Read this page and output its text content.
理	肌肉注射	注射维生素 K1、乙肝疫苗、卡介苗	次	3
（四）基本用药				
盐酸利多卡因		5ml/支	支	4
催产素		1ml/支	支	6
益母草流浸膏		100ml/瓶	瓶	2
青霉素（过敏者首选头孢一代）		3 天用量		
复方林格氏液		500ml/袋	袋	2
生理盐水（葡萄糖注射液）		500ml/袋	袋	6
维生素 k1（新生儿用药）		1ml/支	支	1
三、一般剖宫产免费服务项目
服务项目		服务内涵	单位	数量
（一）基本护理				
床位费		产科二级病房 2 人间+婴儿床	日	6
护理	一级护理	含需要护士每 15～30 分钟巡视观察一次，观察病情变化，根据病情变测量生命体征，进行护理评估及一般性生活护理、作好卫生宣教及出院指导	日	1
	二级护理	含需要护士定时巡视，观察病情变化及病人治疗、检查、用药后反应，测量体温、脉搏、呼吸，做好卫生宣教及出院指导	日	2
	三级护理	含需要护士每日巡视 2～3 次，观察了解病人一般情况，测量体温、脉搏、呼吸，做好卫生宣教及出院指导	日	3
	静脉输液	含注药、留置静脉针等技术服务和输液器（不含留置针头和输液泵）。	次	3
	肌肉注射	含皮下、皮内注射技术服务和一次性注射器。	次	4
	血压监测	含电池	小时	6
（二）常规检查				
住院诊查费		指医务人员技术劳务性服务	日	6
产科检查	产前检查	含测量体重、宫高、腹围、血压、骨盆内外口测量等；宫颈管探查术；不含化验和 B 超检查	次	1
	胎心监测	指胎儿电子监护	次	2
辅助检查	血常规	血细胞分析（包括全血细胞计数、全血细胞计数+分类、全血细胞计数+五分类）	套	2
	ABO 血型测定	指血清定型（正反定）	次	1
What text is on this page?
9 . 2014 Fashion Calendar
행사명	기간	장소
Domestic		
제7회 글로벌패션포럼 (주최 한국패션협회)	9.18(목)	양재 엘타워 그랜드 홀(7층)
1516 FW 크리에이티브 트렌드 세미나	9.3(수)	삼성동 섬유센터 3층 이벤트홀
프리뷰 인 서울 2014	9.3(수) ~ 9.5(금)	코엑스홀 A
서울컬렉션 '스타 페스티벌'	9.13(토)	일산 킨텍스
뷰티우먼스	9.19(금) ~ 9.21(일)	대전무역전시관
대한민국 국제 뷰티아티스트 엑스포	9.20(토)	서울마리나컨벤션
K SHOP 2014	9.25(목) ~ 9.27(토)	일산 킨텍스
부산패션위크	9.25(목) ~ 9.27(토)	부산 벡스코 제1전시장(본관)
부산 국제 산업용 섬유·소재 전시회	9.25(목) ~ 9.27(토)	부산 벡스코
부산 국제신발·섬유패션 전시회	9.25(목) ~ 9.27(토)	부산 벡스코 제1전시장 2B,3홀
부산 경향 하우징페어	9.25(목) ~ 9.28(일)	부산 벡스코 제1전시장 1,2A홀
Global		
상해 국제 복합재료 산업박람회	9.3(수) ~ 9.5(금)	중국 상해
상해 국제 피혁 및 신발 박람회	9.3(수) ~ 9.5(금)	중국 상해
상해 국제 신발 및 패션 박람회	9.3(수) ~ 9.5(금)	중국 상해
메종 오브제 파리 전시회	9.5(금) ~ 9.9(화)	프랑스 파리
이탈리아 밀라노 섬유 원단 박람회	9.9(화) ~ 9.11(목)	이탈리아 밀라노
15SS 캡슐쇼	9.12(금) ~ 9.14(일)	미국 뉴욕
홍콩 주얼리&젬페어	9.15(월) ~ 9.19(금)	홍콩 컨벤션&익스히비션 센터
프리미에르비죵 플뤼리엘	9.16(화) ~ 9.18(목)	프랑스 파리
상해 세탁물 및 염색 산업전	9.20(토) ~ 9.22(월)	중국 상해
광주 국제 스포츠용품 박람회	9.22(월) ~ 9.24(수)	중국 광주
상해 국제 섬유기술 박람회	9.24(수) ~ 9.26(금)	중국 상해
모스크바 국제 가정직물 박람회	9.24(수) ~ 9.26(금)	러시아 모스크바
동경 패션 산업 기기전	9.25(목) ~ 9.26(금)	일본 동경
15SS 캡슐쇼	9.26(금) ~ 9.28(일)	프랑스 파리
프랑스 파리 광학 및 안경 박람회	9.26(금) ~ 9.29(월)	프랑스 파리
********
• **Requirement**: Go through the listing above and return every line where the word "测量体温" occurs.

• **Task result**:
	二级护理	含需要护士定时巡视，观察病情变化及病人治疗、检查、用药后反应，测量体温、脉搏、呼吸，做好卫生宣教及出院指导	日	2
	三级护理	含需要护士每日巡视 2～3 次，观察了解病人一般情况，测量体温、脉搏、呼吸，做好卫生宣教及出院指导	日	3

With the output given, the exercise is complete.